* **Aim**: Quote the whole listing word for word. Do not include the pictures.

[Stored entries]
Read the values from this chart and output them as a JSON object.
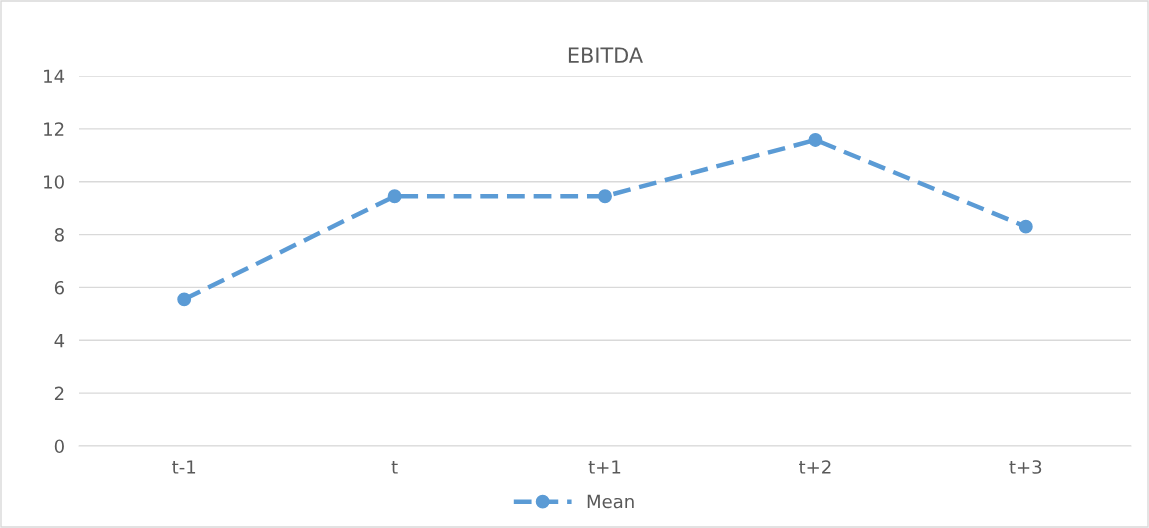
{
  "chart_data": {
    "type": "line",
    "title": "EBITDA",
    "categories": [
      "t-1",
      "t",
      "t+1",
      "t+2",
      "t+3"
    ],
    "series": [
      {
        "name": "Mean",
        "color": "#5b9bd5",
        "values": [
          5.55,
          9.45,
          9.45,
          11.58,
          8.3
        ]
      }
    ],
    "ylim": [
      0,
      14
    ],
    "yticks": [
      0,
      2,
      4,
      6,
      8,
      10,
      12,
      14
    ],
    "grid": "y",
    "legend": "bottom",
    "marker": "circle",
    "line_style": "dashed"
  }
}
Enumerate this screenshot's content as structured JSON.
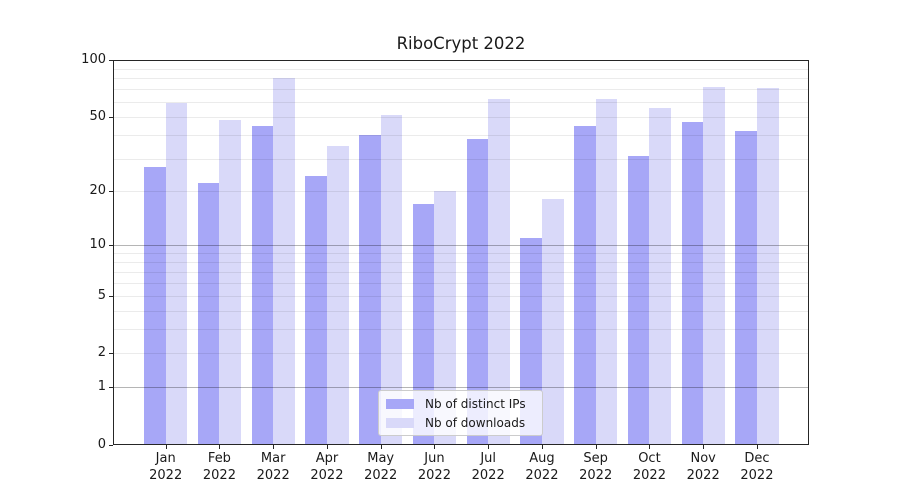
{
  "figure": {
    "background": "#ffffff",
    "text_color": "#1a1a1a",
    "spine_color": "#262626"
  },
  "chart_data": {
    "type": "bar",
    "title": "RiboCrypt 2022",
    "categories": [
      "Jan 2022",
      "Feb 2022",
      "Mar 2022",
      "Apr 2022",
      "May 2022",
      "Jun 2022",
      "Jul 2022",
      "Aug 2022",
      "Sep 2022",
      "Oct 2022",
      "Nov 2022",
      "Dec 2022"
    ],
    "series": [
      {
        "name": "Nb of distinct IPs",
        "color": "#a7a7f7",
        "values": [
          27,
          22,
          45,
          24,
          40,
          17,
          38,
          11,
          45,
          31,
          47,
          42
        ]
      },
      {
        "name": "Nb of downloads",
        "color": "#d9d9f9",
        "values": [
          59,
          48,
          80,
          35,
          51,
          20,
          62,
          18,
          62,
          56,
          72,
          71
        ]
      }
    ],
    "xlabel": "",
    "ylabel": "",
    "yscale": "log1p",
    "ylim": [
      0,
      100
    ],
    "yticks": [
      0,
      1,
      2,
      5,
      10,
      20,
      50,
      100
    ],
    "major_gridlines": [
      1,
      10
    ],
    "minor_gridlines": [
      3,
      4,
      6,
      7,
      8,
      9,
      30,
      40,
      60,
      70,
      80,
      90
    ],
    "grid": true,
    "legend_position": "lower center"
  }
}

* **Output for this task**:
Read the values from this chart and output them as a JSON object.
{
  "chart_data": {
    "type": "line",
    "title": "EBITDA",
    "categories": [
      "t-1",
      "t",
      "t+1",
      "t+2",
      "t+3"
    ],
    "series": [
      {
        "name": "Mean",
        "color": "#5b9bd5",
        "values": [
          5.55,
          9.45,
          9.45,
          11.58,
          8.3
        ]
      }
    ],
    "ylim": [
      0,
      14
    ],
    "yticks": [
      0,
      2,
      4,
      6,
      8,
      10,
      12,
      14
    ],
    "grid": "y",
    "legend": "bottom",
    "marker": "circle",
    "line_style": "dashed"
  }
}
Enumerate this screenshot's content as structured JSON.
{
  "figure": {
    "background": "#ffffff",
    "text_color": "#1a1a1a",
    "spine_color": "#262626"
  },
  "chart_data": {
    "type": "bar",
    "title": "RiboCrypt 2022",
    "categories": [
      "Jan 2022",
      "Feb 2022",
      "Mar 2022",
      "Apr 2022",
      "May 2022",
      "Jun 2022",
      "Jul 2022",
      "Aug 2022",
      "Sep 2022",
      "Oct 2022",
      "Nov 2022",
      "Dec 2022"
    ],
    "series": [
      {
        "name": "Nb of distinct IPs",
        "color": "#a7a7f7",
        "values": [
          27,
          22,
          45,
          24,
          40,
          17,
          38,
          11,
          45,
          31,
          47,
          42
        ]
      },
      {
        "name": "Nb of downloads",
        "color": "#d9d9f9",
        "values": [
          59,
          48,
          80,
          35,
          51,
          20,
          62,
          18,
          62,
          56,
          72,
          71
        ]
      }
    ],
    "xlabel": "",
    "ylabel": "",
    "yscale": "log1p",
    "ylim": [
      0,
      100
    ],
    "yticks": [
      0,
      1,
      2,
      5,
      10,
      20,
      50,
      100
    ],
    "major_gridlines": [
      1,
      10
    ],
    "minor_gridlines": [
      3,
      4,
      6,
      7,
      8,
      9,
      30,
      40,
      60,
      70,
      80,
      90
    ],
    "grid": true,
    "legend_position": "lower center"
  }
}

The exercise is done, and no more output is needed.